* begin Listing *
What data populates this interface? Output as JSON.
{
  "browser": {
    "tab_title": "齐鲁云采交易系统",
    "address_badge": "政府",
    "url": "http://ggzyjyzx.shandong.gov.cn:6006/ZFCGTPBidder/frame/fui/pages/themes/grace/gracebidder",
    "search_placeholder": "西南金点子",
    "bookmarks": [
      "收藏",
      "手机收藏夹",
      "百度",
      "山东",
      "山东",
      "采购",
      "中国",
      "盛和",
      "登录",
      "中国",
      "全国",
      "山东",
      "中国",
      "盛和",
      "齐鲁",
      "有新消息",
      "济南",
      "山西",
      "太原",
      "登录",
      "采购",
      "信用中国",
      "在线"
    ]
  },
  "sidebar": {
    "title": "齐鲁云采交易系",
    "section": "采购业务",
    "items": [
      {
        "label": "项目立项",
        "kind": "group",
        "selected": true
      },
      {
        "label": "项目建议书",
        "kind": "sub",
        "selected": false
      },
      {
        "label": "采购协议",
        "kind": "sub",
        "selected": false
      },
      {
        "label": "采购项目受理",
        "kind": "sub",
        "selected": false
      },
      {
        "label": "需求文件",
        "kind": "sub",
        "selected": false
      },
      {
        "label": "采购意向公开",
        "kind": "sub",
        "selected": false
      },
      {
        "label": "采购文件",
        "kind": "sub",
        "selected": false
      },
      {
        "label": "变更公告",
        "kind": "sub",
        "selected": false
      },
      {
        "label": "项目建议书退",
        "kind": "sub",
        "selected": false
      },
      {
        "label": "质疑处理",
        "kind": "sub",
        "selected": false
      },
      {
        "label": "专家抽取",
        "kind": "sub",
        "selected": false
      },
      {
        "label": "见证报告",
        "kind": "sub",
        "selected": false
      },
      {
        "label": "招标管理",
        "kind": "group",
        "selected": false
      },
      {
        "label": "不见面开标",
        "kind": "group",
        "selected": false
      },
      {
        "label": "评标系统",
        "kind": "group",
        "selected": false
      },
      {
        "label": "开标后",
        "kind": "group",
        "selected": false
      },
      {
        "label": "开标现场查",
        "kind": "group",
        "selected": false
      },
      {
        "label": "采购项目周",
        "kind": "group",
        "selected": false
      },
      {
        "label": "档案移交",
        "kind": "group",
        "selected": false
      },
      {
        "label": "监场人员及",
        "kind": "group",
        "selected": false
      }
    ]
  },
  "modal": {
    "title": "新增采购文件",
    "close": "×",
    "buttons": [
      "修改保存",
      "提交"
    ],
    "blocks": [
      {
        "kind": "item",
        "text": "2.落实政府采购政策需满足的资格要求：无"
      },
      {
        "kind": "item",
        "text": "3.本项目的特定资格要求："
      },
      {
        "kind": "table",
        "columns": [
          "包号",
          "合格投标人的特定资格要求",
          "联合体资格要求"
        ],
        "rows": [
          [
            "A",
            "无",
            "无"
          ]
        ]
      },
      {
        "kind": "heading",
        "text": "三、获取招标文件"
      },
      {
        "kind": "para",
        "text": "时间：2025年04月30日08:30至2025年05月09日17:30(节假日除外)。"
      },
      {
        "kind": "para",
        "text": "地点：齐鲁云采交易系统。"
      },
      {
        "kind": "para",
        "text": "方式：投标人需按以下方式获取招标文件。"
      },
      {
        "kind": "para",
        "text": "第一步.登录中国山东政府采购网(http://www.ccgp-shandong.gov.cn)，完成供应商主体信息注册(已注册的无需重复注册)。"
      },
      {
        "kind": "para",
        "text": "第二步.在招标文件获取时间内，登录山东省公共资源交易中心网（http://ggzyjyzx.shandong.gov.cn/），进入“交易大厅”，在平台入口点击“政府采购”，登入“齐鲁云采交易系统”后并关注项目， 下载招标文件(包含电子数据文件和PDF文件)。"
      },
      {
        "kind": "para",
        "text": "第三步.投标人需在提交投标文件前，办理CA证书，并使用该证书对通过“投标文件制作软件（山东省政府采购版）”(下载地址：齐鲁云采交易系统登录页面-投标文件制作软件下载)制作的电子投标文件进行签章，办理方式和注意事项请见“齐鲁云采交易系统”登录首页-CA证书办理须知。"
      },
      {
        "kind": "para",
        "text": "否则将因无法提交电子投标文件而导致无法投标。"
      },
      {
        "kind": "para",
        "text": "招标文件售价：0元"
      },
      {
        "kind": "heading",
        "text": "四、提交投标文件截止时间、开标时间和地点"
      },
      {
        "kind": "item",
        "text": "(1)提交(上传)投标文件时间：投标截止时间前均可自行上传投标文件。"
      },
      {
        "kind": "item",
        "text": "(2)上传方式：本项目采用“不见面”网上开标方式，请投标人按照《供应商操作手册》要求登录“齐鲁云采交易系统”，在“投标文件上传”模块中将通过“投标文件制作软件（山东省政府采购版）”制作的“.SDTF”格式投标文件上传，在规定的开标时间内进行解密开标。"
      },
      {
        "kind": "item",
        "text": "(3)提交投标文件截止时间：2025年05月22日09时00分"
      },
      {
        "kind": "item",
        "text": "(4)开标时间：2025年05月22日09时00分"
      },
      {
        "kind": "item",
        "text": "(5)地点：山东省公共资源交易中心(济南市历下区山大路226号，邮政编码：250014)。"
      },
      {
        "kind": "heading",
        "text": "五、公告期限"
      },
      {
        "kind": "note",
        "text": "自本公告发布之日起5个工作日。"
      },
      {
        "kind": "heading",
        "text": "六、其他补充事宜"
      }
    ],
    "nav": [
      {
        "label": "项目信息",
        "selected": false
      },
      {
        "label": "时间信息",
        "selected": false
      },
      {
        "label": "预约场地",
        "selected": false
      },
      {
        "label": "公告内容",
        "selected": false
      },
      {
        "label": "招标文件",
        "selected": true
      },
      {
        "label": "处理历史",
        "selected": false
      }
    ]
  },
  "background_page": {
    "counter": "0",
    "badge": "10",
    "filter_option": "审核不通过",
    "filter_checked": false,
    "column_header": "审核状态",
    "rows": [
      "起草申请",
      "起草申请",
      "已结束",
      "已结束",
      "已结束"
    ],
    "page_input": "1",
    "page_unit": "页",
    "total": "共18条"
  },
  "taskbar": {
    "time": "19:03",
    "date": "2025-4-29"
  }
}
* end Listing *
## Directions
Gather all lines of the records that include the word "提交投标文件截止时间".

## Completed exercise
        "text": "四、提交投标文件截止时间、开标时间和地点"
        "text": "(3)提交投标文件截止时间：2025年05月22日09时00分"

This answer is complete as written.